Instruction »
Go through the records below line by line. Count the lines with "respektive" and give the count alone.

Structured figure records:
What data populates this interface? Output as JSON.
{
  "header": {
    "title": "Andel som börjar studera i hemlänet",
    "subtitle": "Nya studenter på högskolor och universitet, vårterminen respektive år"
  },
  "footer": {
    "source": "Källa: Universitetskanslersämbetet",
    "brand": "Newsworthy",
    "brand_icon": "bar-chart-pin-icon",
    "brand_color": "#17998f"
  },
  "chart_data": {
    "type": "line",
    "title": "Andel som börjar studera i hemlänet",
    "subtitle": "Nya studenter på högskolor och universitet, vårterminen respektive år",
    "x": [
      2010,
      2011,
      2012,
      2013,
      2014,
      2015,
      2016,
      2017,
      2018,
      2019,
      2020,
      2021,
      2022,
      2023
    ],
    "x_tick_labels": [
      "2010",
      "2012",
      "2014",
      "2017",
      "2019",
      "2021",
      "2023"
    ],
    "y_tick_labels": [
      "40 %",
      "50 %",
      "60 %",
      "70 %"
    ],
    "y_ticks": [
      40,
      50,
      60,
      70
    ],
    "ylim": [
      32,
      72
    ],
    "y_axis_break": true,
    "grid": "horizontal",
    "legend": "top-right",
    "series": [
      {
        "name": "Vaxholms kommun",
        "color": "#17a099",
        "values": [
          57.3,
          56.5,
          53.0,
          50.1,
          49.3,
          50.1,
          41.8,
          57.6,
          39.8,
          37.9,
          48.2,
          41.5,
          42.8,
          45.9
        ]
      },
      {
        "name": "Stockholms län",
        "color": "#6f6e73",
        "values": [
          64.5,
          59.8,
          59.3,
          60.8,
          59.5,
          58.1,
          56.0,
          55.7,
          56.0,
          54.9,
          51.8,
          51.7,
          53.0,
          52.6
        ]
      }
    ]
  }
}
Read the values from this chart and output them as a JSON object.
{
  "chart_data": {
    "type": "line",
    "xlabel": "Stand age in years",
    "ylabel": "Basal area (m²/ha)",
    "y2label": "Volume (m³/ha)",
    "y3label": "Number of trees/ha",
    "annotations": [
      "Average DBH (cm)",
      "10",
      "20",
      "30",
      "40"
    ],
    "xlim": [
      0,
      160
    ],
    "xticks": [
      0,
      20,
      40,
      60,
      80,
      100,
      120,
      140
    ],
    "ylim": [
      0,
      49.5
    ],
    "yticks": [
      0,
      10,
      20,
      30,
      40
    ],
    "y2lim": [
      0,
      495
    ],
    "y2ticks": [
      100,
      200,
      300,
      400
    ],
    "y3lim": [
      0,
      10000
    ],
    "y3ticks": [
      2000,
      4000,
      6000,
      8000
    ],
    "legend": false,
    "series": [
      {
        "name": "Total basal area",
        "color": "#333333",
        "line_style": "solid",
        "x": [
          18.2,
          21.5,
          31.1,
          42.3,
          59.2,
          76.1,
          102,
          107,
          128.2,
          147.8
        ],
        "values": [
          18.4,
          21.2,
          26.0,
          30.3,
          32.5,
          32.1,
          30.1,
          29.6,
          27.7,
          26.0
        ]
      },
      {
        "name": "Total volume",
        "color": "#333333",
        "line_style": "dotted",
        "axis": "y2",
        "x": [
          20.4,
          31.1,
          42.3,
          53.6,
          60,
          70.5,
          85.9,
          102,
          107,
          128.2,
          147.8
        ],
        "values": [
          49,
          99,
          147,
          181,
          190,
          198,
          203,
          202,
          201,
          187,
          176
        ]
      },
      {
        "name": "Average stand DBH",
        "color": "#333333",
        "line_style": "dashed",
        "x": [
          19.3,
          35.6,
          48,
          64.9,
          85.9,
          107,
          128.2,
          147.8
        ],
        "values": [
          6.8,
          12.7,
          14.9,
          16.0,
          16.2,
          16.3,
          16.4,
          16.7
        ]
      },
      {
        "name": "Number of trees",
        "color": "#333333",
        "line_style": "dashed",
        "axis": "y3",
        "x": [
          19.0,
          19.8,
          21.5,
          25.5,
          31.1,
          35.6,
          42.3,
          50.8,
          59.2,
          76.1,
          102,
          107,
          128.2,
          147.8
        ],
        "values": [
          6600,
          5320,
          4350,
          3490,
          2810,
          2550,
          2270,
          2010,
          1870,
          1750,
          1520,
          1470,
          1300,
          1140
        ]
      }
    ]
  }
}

Result of this exercise »
2